EXERCISE GOAL. Transcribe the records that follow exactly. Skip the pictures.
· · · · · · ·
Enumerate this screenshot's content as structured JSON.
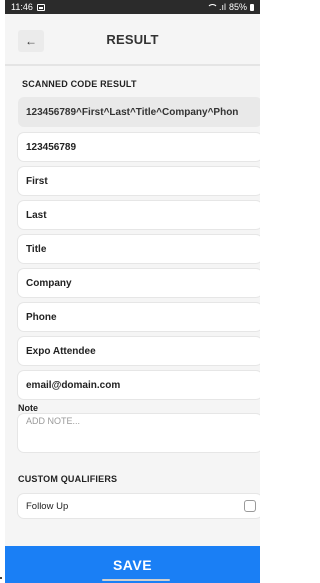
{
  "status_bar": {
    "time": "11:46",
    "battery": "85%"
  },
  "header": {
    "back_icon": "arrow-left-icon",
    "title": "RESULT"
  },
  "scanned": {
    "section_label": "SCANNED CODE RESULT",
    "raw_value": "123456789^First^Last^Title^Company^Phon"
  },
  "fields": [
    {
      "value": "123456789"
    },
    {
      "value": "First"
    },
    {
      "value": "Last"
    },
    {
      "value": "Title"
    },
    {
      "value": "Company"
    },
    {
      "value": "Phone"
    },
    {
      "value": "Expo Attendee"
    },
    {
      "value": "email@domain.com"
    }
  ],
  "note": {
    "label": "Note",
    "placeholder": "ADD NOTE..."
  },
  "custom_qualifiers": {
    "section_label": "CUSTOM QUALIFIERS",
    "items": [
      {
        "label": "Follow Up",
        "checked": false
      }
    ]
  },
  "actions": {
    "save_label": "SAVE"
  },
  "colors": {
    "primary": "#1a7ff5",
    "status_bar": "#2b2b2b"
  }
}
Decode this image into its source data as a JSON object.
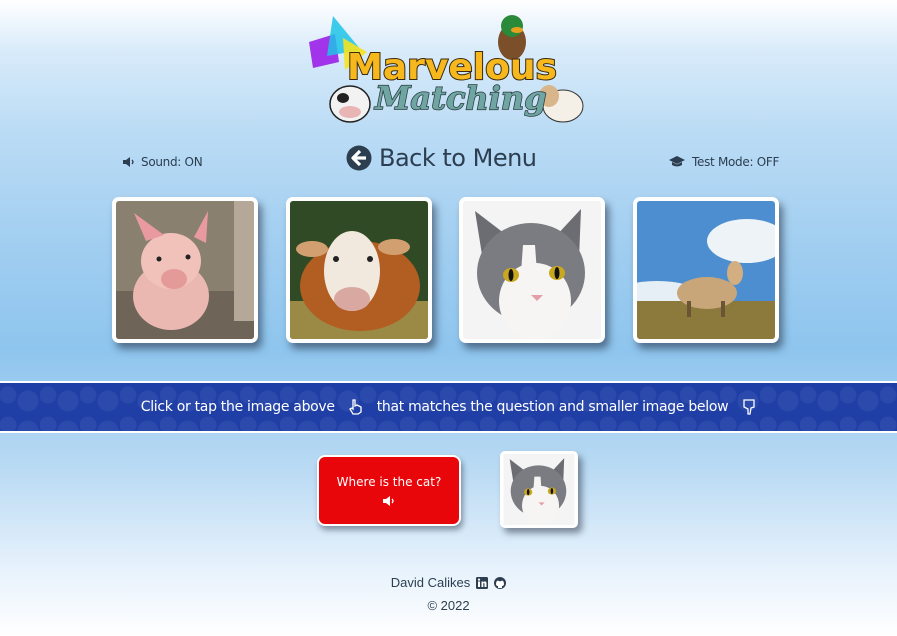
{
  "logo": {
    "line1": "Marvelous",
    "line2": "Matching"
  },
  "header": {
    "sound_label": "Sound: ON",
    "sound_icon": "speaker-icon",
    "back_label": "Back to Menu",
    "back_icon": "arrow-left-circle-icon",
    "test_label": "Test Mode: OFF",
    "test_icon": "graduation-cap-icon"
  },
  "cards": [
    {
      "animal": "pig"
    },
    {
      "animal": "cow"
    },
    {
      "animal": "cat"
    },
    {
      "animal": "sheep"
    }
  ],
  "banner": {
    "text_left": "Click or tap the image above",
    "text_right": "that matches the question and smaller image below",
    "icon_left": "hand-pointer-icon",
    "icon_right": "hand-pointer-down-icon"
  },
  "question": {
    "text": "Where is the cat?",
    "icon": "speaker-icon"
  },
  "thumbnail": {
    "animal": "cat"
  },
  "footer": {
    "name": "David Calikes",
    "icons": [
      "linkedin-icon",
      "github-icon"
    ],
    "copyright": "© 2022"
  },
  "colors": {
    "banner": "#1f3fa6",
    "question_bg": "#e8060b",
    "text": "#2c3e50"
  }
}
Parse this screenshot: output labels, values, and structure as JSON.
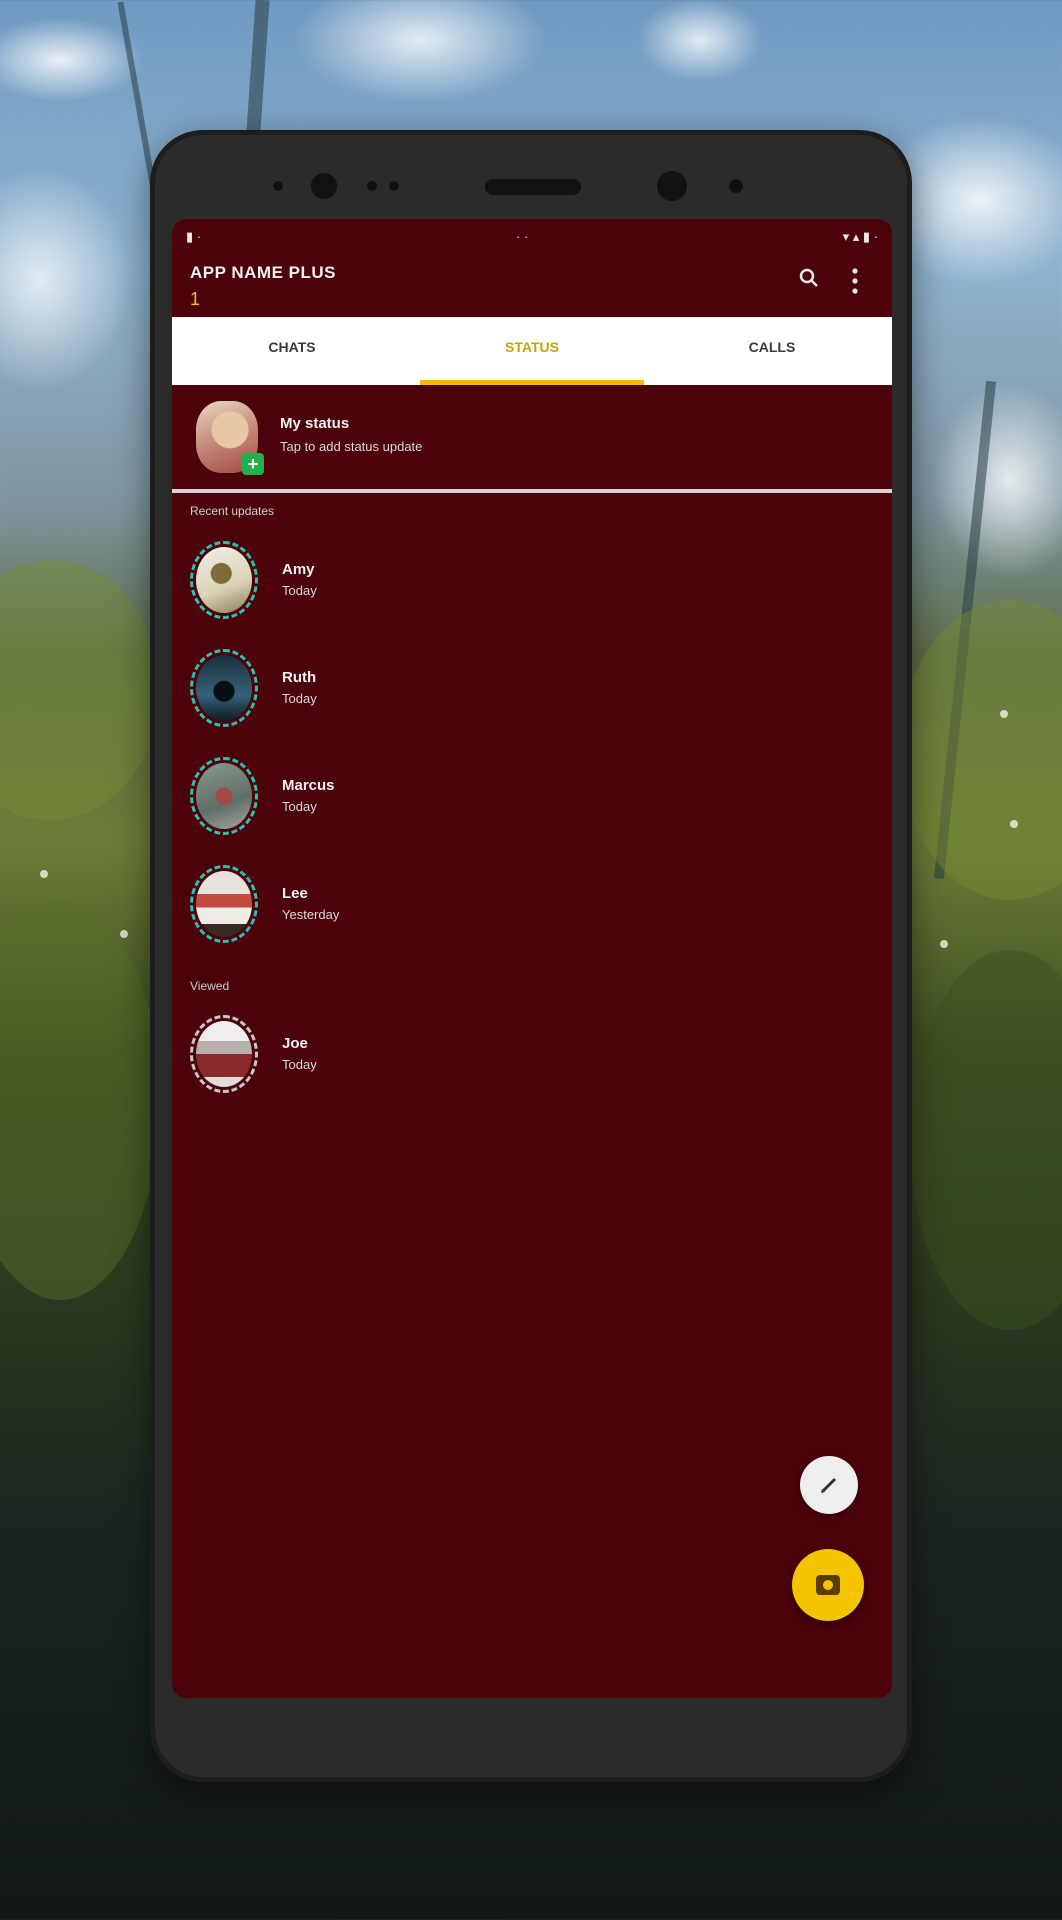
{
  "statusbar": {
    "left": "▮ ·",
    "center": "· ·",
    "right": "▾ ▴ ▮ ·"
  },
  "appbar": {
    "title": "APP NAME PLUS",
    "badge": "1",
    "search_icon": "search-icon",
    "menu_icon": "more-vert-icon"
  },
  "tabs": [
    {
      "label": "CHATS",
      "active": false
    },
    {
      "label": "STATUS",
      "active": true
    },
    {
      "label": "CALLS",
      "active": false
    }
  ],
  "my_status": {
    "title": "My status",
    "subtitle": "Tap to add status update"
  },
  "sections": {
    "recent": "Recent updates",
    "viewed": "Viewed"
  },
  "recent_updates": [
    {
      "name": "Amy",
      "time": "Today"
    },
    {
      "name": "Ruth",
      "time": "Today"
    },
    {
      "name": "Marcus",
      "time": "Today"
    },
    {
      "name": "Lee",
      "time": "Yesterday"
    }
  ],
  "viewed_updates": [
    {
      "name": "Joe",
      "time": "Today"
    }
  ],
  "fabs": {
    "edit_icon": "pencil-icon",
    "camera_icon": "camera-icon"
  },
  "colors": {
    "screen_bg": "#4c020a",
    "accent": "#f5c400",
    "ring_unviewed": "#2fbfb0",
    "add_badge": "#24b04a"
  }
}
· · · · · · ·
OUTPUT OF THE EXERCISE.
Enumerate this screenshot's content as structured JSON.
{
  "status_bar": {
    "time": "11:46",
    "battery": "85%"
  },
  "header": {
    "back_icon": "arrow-left-icon",
    "title": "RESULT"
  },
  "scanned": {
    "section_label": "SCANNED CODE RESULT",
    "raw_value": "123456789^First^Last^Title^Company^Phon"
  },
  "fields": [
    {
      "value": "123456789"
    },
    {
      "value": "First"
    },
    {
      "value": "Last"
    },
    {
      "value": "Title"
    },
    {
      "value": "Company"
    },
    {
      "value": "Phone"
    },
    {
      "value": "Expo Attendee"
    },
    {
      "value": "email@domain.com"
    }
  ],
  "note": {
    "label": "Note",
    "placeholder": "ADD NOTE..."
  },
  "custom_qualifiers": {
    "section_label": "CUSTOM QUALIFIERS",
    "items": [
      {
        "label": "Follow Up",
        "checked": false
      }
    ]
  },
  "actions": {
    "save_label": "SAVE"
  },
  "colors": {
    "primary": "#1a7ff5",
    "status_bar": "#2b2b2b"
  }
}
Decode this image into its source data as a JSON object.
{
  "logo": {
    "line1": "Marvelous",
    "line2": "Matching"
  },
  "header": {
    "sound_label": "Sound: ON",
    "sound_icon": "speaker-icon",
    "back_label": "Back to Menu",
    "back_icon": "arrow-left-circle-icon",
    "test_label": "Test Mode: OFF",
    "test_icon": "graduation-cap-icon"
  },
  "cards": [
    {
      "animal": "pig"
    },
    {
      "animal": "cow"
    },
    {
      "animal": "cat"
    },
    {
      "animal": "sheep"
    }
  ],
  "banner": {
    "text_left": "Click or tap the image above",
    "text_right": "that matches the question and smaller image below",
    "icon_left": "hand-pointer-icon",
    "icon_right": "hand-pointer-down-icon"
  },
  "question": {
    "text": "Where is the cat?",
    "icon": "speaker-icon"
  },
  "thumbnail": {
    "animal": "cat"
  },
  "footer": {
    "name": "David Calikes",
    "icons": [
      "linkedin-icon",
      "github-icon"
    ],
    "copyright": "© 2022"
  },
  "colors": {
    "banner": "#1f3fa6",
    "question_bg": "#e8060b",
    "text": "#2c3e50"
  }
}
Parse this screenshot: output labels, values, and structure as JSON.
{
  "statusbar": {
    "left": "▮ ·",
    "center": "· ·",
    "right": "▾ ▴ ▮ ·"
  },
  "appbar": {
    "title": "APP NAME PLUS",
    "badge": "1",
    "search_icon": "search-icon",
    "menu_icon": "more-vert-icon"
  },
  "tabs": [
    {
      "label": "CHATS",
      "active": false
    },
    {
      "label": "STATUS",
      "active": true
    },
    {
      "label": "CALLS",
      "active": false
    }
  ],
  "my_status": {
    "title": "My status",
    "subtitle": "Tap to add status update"
  },
  "sections": {
    "recent": "Recent updates",
    "viewed": "Viewed"
  },
  "recent_updates": [
    {
      "name": "Amy",
      "time": "Today"
    },
    {
      "name": "Ruth",
      "time": "Today"
    },
    {
      "name": "Marcus",
      "time": "Today"
    },
    {
      "name": "Lee",
      "time": "Yesterday"
    }
  ],
  "viewed_updates": [
    {
      "name": "Joe",
      "time": "Today"
    }
  ],
  "fabs": {
    "edit_icon": "pencil-icon",
    "camera_icon": "camera-icon"
  },
  "colors": {
    "screen_bg": "#4c020a",
    "accent": "#f5c400",
    "ring_unviewed": "#2fbfb0",
    "add_badge": "#24b04a"
  }
}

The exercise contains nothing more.